* _EXTRACT PROVIDED_:
The monarchE trial is an international, open-label, two-cohort, randomized, Phase III study, conducted to evaluate the additional benefit of adding a CDK4/6 inhibitor to endocrine therapy in the adjuvant setting, for patients with HR-positive, HER2-negative, high risk, early breast cancer. This study included 5637 patients, who were pre- and postmenopausal, with HR-positive, HER2-negative early breast cancer, and with clinical and/or pathologic risk factors that rendered them at high risk for relapse. The researchers defined high risk as the presence of four or more positive axillary lymph nodes, or 1-3 three positive axillary lymph nodes, with either a tumor size of 5 cm or more, histologic Grade 3, or centrally tested high proliferation rate (Ki-67 of 20% or more). To be enrolled in Cohort 1 (N=5,120), which is the FDA-approved population, patients had to have 4 or more positive nodes or 1-3 positive nodes and either tumor grade 3 or a tumor size 5 cm or more. To be enrolled in Cohort 2 (N=517), patients could not be eligible for Cohort 1 and must have had 1-3 positive nodes and tumor Ki-67 score of 20% or more. Following completion of primary therapy which included both adjuvant and neoadjuvant chemotherapy and radiotherapy, patients were randomly assigned (1:1) to VERZENIO® 150 mg orally twice daily for 2 years plus 5-10 years of physicians choice of endocrine therapy as clinically indicated (N=2808), or endocrine therapy alone (N=2829). The median patient age was 51 years, about 43% of the patients were premenopausal, and 95% of patients had prior chemotherapy. Approximately 60% of patients had 4 or more positive lymph nodes. The Primary endpoint was Invasive Disease Free Survival (IDFS), and Secondary end points included Distant Relapse Free Survival (DRFS), Overall Survival (OS), and Safety.

The FDA label expansion is supported by four-year data from the monarchE trial. There was significantly more Invasive Disease Free Survival (IDFS) benefit beyond the two-year treatment course with adjuvant VERZENIO® and the absolute difference in IDFS between the two treatment groups increased over time. The IDFS at 48 months was 85.5% for VERZENIO® plus standard endocrine therapy and 78.6% for standard endocrine therapy alone, with an absolute difference in IDFS of 6.9%. At two years and at three years, the absolute differences between treatment groups were 3.1% and 5.0%, respectively. The addition of VERZENIO® to standard endocrine therapy reduced the risk of recurrence by 35% compared to endocrine therapy alone (HR=0.653). This benefit was primarily among patients in Cohort 1 and there were no new safety findings. However, in Cohort 2, more deaths were observed with VERZENIO® plus standard endocrine therapy compared to standard endocrine therapy alone and the FDA label therefore is restricted to Cohort 1. The Overall Survival (OS) data was immature across the entire study, but there was an OS trend in favor of VERZENIO® in the Cohort 1 population.

It was concluded that the use of adjuvant VERZENIO® in patients with high-risk Hormone Receptor-positive, HER2-negative early breast cancer reduced the risk of recurrent disease, and this benefit was sustained beyond the completion of treatment, with an absolute increase noted at 4 years. Overall Survival data was immature at the time of this analysis.

Abemaciclib plus endocrine therapy for hormone receptor-positive, HER2-negative, node-positive, high-risk early breast cancer (monarchE): results from a preplanned interim analysis of a randomised, open-label, phase 3 trial. Johnston SRD, Toi M, O’Shaughnessy J, et al. Lancet Oncol. 2023;24:77-90.

* _RECORDS PROVIDED_:

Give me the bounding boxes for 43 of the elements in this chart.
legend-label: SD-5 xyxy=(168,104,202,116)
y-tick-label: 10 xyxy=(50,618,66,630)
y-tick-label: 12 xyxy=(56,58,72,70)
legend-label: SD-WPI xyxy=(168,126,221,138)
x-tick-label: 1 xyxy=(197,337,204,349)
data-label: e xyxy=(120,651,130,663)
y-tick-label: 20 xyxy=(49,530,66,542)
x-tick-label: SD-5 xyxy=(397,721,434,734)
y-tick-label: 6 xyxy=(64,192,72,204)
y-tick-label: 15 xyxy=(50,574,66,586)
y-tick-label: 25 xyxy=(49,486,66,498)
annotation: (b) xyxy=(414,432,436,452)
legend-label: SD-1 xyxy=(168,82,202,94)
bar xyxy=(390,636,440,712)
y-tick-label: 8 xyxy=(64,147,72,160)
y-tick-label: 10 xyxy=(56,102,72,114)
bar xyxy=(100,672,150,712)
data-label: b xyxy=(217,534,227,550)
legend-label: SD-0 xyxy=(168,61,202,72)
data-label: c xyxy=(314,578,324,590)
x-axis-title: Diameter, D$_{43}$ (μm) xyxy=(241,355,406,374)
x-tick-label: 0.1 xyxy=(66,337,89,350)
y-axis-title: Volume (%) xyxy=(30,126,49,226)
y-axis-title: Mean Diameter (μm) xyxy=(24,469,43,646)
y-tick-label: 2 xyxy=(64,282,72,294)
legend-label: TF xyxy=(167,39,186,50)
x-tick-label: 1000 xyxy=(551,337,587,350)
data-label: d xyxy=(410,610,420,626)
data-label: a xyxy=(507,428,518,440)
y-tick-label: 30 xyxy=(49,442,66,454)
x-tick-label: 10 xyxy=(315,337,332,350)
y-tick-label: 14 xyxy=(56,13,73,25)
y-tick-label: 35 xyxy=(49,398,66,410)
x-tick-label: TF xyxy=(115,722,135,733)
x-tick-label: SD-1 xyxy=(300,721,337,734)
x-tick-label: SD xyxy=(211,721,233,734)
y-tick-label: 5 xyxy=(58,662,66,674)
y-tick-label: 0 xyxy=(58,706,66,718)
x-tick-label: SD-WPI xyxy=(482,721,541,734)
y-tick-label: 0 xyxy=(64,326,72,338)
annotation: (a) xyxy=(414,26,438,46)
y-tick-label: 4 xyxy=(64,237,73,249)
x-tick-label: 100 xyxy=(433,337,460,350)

* _ACTIVITY_: Copy the monarchE trial summary again between "It was concluded" and "of this analysis.", inclusive, swapping "reduced" for "lowered".

* _WRITTEN RESPONSE_:
It was concluded that the use of adjuvant VERZENIO® in patients with high-risk Hormone Receptor-positive, HER2-negative early breast cancer lowered the risk of recurrent disease, and this benefit was sustained beyond the completion of treatment, with an absolute increase noted at 4 years. Overall Survival data was immature at the time of this analysis.